SHORT PROBLEM
Locate the string "cooling" in the listing below. Copy every line where it is found.

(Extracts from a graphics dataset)

____

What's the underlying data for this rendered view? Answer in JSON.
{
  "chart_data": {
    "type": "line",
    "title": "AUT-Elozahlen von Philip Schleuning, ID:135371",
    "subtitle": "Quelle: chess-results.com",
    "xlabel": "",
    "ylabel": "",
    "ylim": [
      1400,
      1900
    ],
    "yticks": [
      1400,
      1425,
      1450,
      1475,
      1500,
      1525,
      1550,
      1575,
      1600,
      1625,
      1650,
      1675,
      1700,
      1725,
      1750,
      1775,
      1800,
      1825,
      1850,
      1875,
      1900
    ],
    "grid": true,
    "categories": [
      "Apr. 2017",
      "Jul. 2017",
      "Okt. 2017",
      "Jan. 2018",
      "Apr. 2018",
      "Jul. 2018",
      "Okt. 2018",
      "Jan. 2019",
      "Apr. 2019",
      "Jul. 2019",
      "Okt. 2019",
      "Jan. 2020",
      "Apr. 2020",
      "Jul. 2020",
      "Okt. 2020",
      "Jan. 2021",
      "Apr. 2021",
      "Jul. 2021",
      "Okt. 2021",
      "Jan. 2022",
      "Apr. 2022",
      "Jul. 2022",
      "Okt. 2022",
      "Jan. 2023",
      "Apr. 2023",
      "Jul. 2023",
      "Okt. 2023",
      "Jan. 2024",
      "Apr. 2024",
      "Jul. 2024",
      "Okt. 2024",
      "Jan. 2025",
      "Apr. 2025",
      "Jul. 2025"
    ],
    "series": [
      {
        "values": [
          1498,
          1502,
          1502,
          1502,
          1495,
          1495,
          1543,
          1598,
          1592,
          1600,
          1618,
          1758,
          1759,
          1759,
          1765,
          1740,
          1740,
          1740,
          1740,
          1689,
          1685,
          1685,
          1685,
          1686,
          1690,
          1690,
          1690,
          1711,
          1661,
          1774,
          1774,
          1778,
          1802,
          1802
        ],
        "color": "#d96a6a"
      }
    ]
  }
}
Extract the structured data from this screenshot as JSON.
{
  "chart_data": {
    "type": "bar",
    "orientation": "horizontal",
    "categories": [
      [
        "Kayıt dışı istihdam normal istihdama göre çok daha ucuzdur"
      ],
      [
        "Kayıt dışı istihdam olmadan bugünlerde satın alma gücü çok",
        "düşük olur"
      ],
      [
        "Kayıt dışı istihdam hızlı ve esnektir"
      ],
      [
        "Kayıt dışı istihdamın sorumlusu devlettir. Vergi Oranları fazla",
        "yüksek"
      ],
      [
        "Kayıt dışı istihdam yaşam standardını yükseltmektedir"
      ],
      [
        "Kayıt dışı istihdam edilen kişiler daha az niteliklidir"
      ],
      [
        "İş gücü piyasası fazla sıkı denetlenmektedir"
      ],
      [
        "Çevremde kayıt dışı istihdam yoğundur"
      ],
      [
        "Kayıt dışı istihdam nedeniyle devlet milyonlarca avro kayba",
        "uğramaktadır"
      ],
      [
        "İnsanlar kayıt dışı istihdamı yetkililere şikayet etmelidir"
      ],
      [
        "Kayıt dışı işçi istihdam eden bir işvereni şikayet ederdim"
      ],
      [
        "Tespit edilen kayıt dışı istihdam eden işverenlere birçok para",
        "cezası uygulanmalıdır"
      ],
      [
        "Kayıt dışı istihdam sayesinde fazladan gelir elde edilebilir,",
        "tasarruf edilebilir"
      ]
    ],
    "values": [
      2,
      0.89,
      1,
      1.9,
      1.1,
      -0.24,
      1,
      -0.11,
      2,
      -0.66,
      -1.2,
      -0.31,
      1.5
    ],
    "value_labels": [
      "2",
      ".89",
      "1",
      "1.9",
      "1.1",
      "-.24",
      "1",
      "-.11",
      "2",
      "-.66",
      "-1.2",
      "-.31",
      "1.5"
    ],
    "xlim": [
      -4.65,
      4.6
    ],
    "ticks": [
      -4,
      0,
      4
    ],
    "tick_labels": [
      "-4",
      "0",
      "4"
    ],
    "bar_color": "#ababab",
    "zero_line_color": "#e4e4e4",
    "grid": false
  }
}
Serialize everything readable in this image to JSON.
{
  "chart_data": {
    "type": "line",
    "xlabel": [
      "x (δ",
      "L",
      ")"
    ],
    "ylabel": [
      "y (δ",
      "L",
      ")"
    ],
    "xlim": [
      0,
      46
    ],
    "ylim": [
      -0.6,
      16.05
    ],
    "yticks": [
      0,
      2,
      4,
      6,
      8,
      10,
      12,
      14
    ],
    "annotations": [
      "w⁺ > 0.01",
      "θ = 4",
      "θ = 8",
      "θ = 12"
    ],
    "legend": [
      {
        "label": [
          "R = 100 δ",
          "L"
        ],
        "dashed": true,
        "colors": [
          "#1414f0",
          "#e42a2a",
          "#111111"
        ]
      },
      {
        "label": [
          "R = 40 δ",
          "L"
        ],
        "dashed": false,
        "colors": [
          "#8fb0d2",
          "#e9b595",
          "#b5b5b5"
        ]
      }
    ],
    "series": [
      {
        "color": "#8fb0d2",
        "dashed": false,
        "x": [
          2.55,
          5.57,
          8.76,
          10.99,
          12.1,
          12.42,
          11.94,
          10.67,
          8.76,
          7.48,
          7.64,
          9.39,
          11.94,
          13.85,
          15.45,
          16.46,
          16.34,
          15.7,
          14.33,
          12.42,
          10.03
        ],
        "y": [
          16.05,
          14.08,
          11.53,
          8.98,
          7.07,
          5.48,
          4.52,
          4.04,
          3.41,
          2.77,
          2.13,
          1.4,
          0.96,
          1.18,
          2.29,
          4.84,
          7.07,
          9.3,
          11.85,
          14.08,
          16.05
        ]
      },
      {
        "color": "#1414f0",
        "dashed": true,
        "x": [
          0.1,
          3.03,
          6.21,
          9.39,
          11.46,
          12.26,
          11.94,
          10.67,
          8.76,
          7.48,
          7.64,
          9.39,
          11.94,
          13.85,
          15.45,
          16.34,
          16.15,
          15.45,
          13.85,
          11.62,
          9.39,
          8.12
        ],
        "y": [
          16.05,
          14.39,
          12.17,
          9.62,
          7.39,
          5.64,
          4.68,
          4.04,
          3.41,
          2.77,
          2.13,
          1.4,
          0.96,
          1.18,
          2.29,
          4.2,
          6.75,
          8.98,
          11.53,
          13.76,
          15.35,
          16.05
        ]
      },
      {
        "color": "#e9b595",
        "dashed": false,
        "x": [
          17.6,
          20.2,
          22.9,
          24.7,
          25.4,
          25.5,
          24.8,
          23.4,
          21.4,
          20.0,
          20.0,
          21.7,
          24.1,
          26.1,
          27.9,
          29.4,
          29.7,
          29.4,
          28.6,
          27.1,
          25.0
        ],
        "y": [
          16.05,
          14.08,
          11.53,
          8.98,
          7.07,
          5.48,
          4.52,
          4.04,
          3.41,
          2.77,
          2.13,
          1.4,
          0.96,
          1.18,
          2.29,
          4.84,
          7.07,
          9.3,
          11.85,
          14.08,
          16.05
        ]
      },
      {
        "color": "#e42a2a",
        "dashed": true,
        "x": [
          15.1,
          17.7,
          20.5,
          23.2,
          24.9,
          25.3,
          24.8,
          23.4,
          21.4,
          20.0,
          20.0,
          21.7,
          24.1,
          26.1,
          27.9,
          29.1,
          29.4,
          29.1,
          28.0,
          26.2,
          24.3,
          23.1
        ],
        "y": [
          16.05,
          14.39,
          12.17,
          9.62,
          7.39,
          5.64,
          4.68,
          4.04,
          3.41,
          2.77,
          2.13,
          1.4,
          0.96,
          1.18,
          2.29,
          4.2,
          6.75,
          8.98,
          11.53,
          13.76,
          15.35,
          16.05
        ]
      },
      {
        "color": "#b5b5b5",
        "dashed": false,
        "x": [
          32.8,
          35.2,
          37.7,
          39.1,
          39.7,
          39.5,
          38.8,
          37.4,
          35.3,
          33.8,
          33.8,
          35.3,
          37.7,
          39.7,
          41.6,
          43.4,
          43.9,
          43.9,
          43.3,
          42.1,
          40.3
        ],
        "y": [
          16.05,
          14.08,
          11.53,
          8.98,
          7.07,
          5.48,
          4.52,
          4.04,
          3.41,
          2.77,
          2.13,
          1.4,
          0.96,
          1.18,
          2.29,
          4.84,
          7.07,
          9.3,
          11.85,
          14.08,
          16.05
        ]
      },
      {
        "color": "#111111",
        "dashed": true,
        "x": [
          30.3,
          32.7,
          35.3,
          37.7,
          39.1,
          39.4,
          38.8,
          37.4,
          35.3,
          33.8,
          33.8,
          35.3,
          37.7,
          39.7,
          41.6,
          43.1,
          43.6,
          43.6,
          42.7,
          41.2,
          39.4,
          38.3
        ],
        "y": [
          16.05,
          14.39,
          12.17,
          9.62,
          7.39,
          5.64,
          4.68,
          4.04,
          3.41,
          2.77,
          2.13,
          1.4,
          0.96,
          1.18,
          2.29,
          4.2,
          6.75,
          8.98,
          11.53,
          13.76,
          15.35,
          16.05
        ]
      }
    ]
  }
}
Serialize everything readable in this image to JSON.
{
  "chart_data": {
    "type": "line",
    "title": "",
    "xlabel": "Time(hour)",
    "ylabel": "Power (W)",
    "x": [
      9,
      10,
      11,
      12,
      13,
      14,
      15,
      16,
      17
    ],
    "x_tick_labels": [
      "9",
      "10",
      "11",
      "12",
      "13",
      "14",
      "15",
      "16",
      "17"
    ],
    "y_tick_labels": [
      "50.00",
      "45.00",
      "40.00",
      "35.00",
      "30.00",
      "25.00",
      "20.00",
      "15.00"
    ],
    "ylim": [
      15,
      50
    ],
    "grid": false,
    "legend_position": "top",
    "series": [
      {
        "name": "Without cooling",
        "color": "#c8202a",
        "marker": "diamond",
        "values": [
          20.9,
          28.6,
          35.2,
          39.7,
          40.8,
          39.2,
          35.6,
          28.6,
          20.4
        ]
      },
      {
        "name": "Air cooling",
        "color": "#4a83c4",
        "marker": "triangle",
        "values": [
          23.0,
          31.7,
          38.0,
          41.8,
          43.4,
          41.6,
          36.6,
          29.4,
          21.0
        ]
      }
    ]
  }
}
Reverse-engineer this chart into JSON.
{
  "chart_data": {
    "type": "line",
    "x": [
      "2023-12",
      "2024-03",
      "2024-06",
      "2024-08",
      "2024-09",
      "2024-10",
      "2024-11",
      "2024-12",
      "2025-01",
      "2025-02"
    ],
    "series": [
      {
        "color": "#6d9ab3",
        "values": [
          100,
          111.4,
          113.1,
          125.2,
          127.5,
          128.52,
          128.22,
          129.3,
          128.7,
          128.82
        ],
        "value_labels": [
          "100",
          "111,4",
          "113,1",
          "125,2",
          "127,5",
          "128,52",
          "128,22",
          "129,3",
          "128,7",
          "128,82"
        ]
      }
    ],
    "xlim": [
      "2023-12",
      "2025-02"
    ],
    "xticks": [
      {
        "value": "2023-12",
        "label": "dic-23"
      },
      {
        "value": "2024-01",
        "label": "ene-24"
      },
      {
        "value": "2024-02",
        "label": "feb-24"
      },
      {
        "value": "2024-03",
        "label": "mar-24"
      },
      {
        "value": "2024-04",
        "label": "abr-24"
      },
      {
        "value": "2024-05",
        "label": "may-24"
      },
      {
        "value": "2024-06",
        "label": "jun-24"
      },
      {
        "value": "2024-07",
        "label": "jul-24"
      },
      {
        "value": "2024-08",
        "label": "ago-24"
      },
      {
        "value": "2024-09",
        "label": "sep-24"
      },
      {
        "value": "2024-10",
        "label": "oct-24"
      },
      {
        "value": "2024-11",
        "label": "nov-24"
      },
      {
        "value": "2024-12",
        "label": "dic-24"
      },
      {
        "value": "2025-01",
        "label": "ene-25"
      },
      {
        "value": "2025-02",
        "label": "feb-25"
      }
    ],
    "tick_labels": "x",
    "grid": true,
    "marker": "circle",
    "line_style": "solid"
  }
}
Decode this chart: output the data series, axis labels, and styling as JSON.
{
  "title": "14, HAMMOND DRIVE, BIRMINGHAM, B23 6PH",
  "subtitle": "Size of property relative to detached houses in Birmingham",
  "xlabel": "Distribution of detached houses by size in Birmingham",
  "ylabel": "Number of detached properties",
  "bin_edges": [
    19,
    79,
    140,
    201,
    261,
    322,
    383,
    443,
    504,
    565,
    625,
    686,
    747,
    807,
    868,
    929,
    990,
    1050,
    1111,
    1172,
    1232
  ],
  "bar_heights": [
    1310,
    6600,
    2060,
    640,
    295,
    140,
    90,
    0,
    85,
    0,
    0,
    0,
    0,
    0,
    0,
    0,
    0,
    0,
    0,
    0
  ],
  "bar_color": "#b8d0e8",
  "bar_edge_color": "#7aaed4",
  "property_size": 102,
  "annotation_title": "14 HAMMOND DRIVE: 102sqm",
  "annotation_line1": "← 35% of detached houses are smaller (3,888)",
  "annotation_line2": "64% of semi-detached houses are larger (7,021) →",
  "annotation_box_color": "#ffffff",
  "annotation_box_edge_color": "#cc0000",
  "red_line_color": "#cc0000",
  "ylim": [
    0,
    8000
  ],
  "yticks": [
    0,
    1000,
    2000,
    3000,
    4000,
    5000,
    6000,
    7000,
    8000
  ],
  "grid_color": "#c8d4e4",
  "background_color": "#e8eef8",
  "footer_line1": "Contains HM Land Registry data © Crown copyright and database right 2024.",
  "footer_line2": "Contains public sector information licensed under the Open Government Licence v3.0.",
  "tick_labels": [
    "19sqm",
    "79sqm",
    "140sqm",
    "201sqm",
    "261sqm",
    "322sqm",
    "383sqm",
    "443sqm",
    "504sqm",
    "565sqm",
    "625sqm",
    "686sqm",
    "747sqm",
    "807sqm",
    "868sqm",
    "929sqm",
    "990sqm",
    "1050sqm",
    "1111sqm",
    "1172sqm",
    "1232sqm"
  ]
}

____

RESPONSE TO THE EXERCISE
        "name": "Without cooling",
        "name": "Air cooling",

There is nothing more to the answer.